● Entries:
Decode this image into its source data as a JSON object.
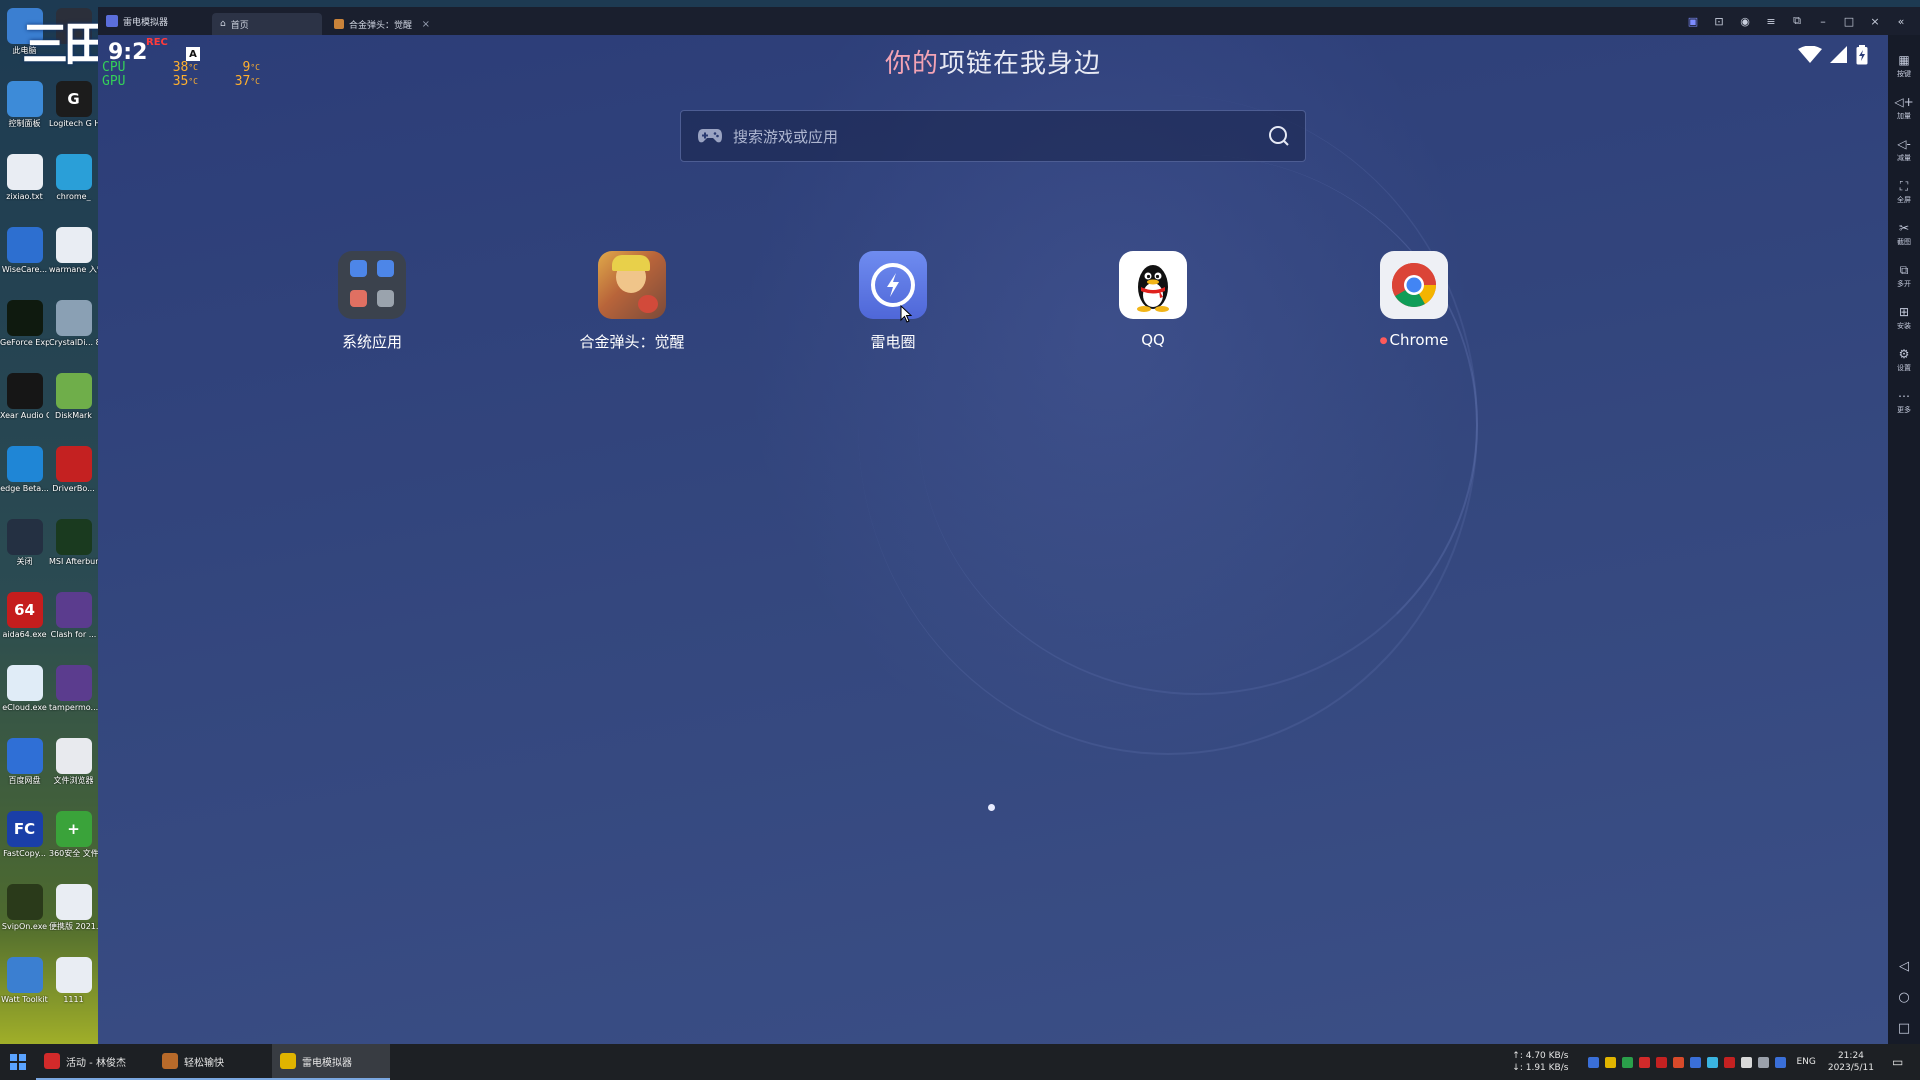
{
  "desktop": {
    "logo_text": "三田",
    "icons": [
      {
        "label": "此电脑",
        "glyph": "",
        "color": "#3b7fd1"
      },
      {
        "label": "",
        "glyph": "",
        "color": "#2b2f3a"
      },
      {
        "label": "控制面板",
        "glyph": "",
        "color": "#3d8bd8"
      },
      {
        "label": "Logitech G HUB",
        "glyph": "G",
        "color": "#1c1c1c"
      },
      {
        "label": "zixiao.txt",
        "glyph": "",
        "color": "#e9edf3"
      },
      {
        "label": "chrome_",
        "glyph": "",
        "color": "#2a9fd8"
      },
      {
        "label": "WiseCare...",
        "glyph": "",
        "color": "#2d6fd0"
      },
      {
        "label": "warmane 入营游戏",
        "glyph": "",
        "color": "#e9edf3"
      },
      {
        "label": "GeForce Experience",
        "glyph": "",
        "color": "#0f1a0f"
      },
      {
        "label": "CrystalDi... 8.17.14.4",
        "glyph": "",
        "color": "#8aa0b4"
      },
      {
        "label": "Xear Audio Center",
        "glyph": "",
        "color": "#161616"
      },
      {
        "label": "DiskMark",
        "glyph": "",
        "color": "#6fae4a"
      },
      {
        "label": "edge Beta...",
        "glyph": "",
        "color": "#1f86d6"
      },
      {
        "label": "DriverBo...",
        "glyph": "",
        "color": "#c42121"
      },
      {
        "label": "关闭",
        "glyph": "",
        "color": "#243042"
      },
      {
        "label": "MSI Afterburner",
        "glyph": "",
        "color": "#1a3a1f"
      },
      {
        "label": "aida64.exe",
        "glyph": "64",
        "color": "#c51d1d"
      },
      {
        "label": "Clash for ...",
        "glyph": "",
        "color": "#5b3c8e"
      },
      {
        "label": "eCloud.exe",
        "glyph": "",
        "color": "#e0ecf7"
      },
      {
        "label": "tampermo...",
        "glyph": "",
        "color": "#5b3c8e"
      },
      {
        "label": "百度网盘",
        "glyph": "",
        "color": "#2f6fd6"
      },
      {
        "label": "文件浏览器",
        "glyph": "",
        "color": "#e8eaee"
      },
      {
        "label": "FastCopy...",
        "glyph": "FC",
        "color": "#1a3fa8"
      },
      {
        "label": "360安全 文件粉碎",
        "glyph": "+",
        "color": "#3aa33a"
      },
      {
        "label": "SvipOn.exe",
        "glyph": "",
        "color": "#2a3a1a"
      },
      {
        "label": "便携版 2021.txt",
        "glyph": "",
        "color": "#e9edf3"
      },
      {
        "label": "Watt Toolkit",
        "glyph": "",
        "color": "#3b7fd1"
      },
      {
        "label": "1111",
        "glyph": "",
        "color": "#e9edf3"
      }
    ]
  },
  "window": {
    "app_name": "雷电模拟器",
    "tabs": [
      {
        "label": "首页",
        "icon": "home-icon",
        "active": true
      },
      {
        "label": "合金弹头：觉醒",
        "icon": "game-icon",
        "active": false,
        "close": "×"
      }
    ],
    "controls": {
      "minimize": "–",
      "maximize": "□",
      "close": "×",
      "collapse": "«"
    }
  },
  "statusbar": {
    "time": "9:2",
    "rec": "REC",
    "keyboard_indicator": "A",
    "hw_rows": [
      {
        "label": "CPU",
        "v1": "38",
        "v2": "9"
      },
      {
        "label": "GPU",
        "v1": "35",
        "v2": "37"
      }
    ],
    "unit": "°C"
  },
  "home": {
    "headline_accent": "你的",
    "headline_rest": "项链在我身边",
    "search_placeholder": "搜索游戏或应用",
    "apps": [
      {
        "label": "系统应用",
        "icon": "system-apps-folder-icon"
      },
      {
        "label": "合金弹头：觉醒",
        "icon": "metal-slug-awakening-icon"
      },
      {
        "label": "雷电圈",
        "icon": "leidian-circle-icon"
      },
      {
        "label": "QQ",
        "icon": "qq-penguin-icon"
      },
      {
        "label": "Chrome",
        "icon": "chrome-icon",
        "new_dot": "●"
      }
    ]
  },
  "sidebar": {
    "tools": [
      {
        "label": "按键",
        "glyph": "▦"
      },
      {
        "label": "加量",
        "glyph": "◁+"
      },
      {
        "label": "减量",
        "glyph": "◁-"
      },
      {
        "label": "全屏",
        "glyph": "⛶"
      },
      {
        "label": "截图",
        "glyph": "✂"
      },
      {
        "label": "多开",
        "glyph": "⧉"
      },
      {
        "label": "安装",
        "glyph": "⊞"
      },
      {
        "label": "设置",
        "glyph": "⚙"
      },
      {
        "label": "更多",
        "glyph": "⋯"
      }
    ],
    "nav": {
      "back": "◁",
      "home": "○",
      "recent": "□"
    }
  },
  "taskbar": {
    "tasks": [
      {
        "label": "活动 - 林俊杰",
        "color": "#d22a2a",
        "state": "open"
      },
      {
        "label": "轻松输快",
        "color": "#b86a2a",
        "state": "open"
      },
      {
        "label": "雷电模拟器",
        "color": "#e0b400",
        "state": "focus"
      }
    ],
    "net_up": "↑: 4.70 KB/s",
    "net_down": "↓: 1.91 KB/s",
    "tray_colors": [
      "#3a6fd8",
      "#e0b400",
      "#2a9f4a",
      "#d22a2a",
      "#c42121",
      "#d84a2a",
      "#3a6fd8",
      "#3ab4e0",
      "#c42121",
      "#d8d8d8",
      "#9aa0aa",
      "#3a6fd8"
    ],
    "lang": "ENG",
    "time": "21:24",
    "date": "2023/5/11",
    "notification": "▭"
  }
}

● Set exercise:
Copy the listing in full and without alteration, omitting every picture.

● Task answer:
Decode this image into its source data as a JSON object.
{
  "desktop": {
    "logo_text": "三田",
    "icons": [
      {
        "label": "此电脑",
        "glyph": "",
        "color": "#3b7fd1"
      },
      {
        "label": "",
        "glyph": "",
        "color": "#2b2f3a"
      },
      {
        "label": "控制面板",
        "glyph": "",
        "color": "#3d8bd8"
      },
      {
        "label": "Logitech G HUB",
        "glyph": "G",
        "color": "#1c1c1c"
      },
      {
        "label": "zixiao.txt",
        "glyph": "",
        "color": "#e9edf3"
      },
      {
        "label": "chrome_",
        "glyph": "",
        "color": "#2a9fd8"
      },
      {
        "label": "WiseCare...",
        "glyph": "",
        "color": "#2d6fd0"
      },
      {
        "label": "warmane 入营游戏",
        "glyph": "",
        "color": "#e9edf3"
      },
      {
        "label": "GeForce Experience",
        "glyph": "",
        "color": "#0f1a0f"
      },
      {
        "label": "CrystalDi... 8.17.14.4",
        "glyph": "",
        "color": "#8aa0b4"
      },
      {
        "label": "Xear Audio Center",
        "glyph": "",
        "color": "#161616"
      },
      {
        "label": "DiskMark",
        "glyph": "",
        "color": "#6fae4a"
      },
      {
        "label": "edge Beta...",
        "glyph": "",
        "color": "#1f86d6"
      },
      {
        "label": "DriverBo...",
        "glyph": "",
        "color": "#c42121"
      },
      {
        "label": "关闭",
        "glyph": "",
        "color": "#243042"
      },
      {
        "label": "MSI Afterburner",
        "glyph": "",
        "color": "#1a3a1f"
      },
      {
        "label": "aida64.exe",
        "glyph": "64",
        "color": "#c51d1d"
      },
      {
        "label": "Clash for ...",
        "glyph": "",
        "color": "#5b3c8e"
      },
      {
        "label": "eCloud.exe",
        "glyph": "",
        "color": "#e0ecf7"
      },
      {
        "label": "tampermo...",
        "glyph": "",
        "color": "#5b3c8e"
      },
      {
        "label": "百度网盘",
        "glyph": "",
        "color": "#2f6fd6"
      },
      {
        "label": "文件浏览器",
        "glyph": "",
        "color": "#e8eaee"
      },
      {
        "label": "FastCopy...",
        "glyph": "FC",
        "color": "#1a3fa8"
      },
      {
        "label": "360安全 文件粉碎",
        "glyph": "+",
        "color": "#3aa33a"
      },
      {
        "label": "SvipOn.exe",
        "glyph": "",
        "color": "#2a3a1a"
      },
      {
        "label": "便携版 2021.txt",
        "glyph": "",
        "color": "#e9edf3"
      },
      {
        "label": "Watt Toolkit",
        "glyph": "",
        "color": "#3b7fd1"
      },
      {
        "label": "1111",
        "glyph": "",
        "color": "#e9edf3"
      }
    ]
  },
  "window": {
    "app_name": "雷电模拟器",
    "tabs": [
      {
        "label": "首页",
        "icon": "home-icon",
        "active": true
      },
      {
        "label": "合金弹头：觉醒",
        "icon": "game-icon",
        "active": false,
        "close": "×"
      }
    ],
    "controls": {
      "minimize": "–",
      "maximize": "□",
      "close": "×",
      "collapse": "«"
    }
  },
  "statusbar": {
    "time": "9:2",
    "rec": "REC",
    "keyboard_indicator": "A",
    "hw_rows": [
      {
        "label": "CPU",
        "v1": "38",
        "v2": "9"
      },
      {
        "label": "GPU",
        "v1": "35",
        "v2": "37"
      }
    ],
    "unit": "°C"
  },
  "home": {
    "headline_accent": "你的",
    "headline_rest": "项链在我身边",
    "search_placeholder": "搜索游戏或应用",
    "apps": [
      {
        "label": "系统应用",
        "icon": "system-apps-folder-icon"
      },
      {
        "label": "合金弹头：觉醒",
        "icon": "metal-slug-awakening-icon"
      },
      {
        "label": "雷电圈",
        "icon": "leidian-circle-icon"
      },
      {
        "label": "QQ",
        "icon": "qq-penguin-icon"
      },
      {
        "label": "Chrome",
        "icon": "chrome-icon",
        "new_dot": "●"
      }
    ]
  },
  "sidebar": {
    "tools": [
      {
        "label": "按键",
        "glyph": "▦"
      },
      {
        "label": "加量",
        "glyph": "◁+"
      },
      {
        "label": "减量",
        "glyph": "◁-"
      },
      {
        "label": "全屏",
        "glyph": "⛶"
      },
      {
        "label": "截图",
        "glyph": "✂"
      },
      {
        "label": "多开",
        "glyph": "⧉"
      },
      {
        "label": "安装",
        "glyph": "⊞"
      },
      {
        "label": "设置",
        "glyph": "⚙"
      },
      {
        "label": "更多",
        "glyph": "⋯"
      }
    ],
    "nav": {
      "back": "◁",
      "home": "○",
      "recent": "□"
    }
  },
  "taskbar": {
    "tasks": [
      {
        "label": "活动 - 林俊杰",
        "color": "#d22a2a",
        "state": "open"
      },
      {
        "label": "轻松输快",
        "color": "#b86a2a",
        "state": "open"
      },
      {
        "label": "雷电模拟器",
        "color": "#e0b400",
        "state": "focus"
      }
    ],
    "net_up": "↑: 4.70 KB/s",
    "net_down": "↓: 1.91 KB/s",
    "tray_colors": [
      "#3a6fd8",
      "#e0b400",
      "#2a9f4a",
      "#d22a2a",
      "#c42121",
      "#d84a2a",
      "#3a6fd8",
      "#3ab4e0",
      "#c42121",
      "#d8d8d8",
      "#9aa0aa",
      "#3a6fd8"
    ],
    "lang": "ENG",
    "time": "21:24",
    "date": "2023/5/11",
    "notification": "▭"
  }
}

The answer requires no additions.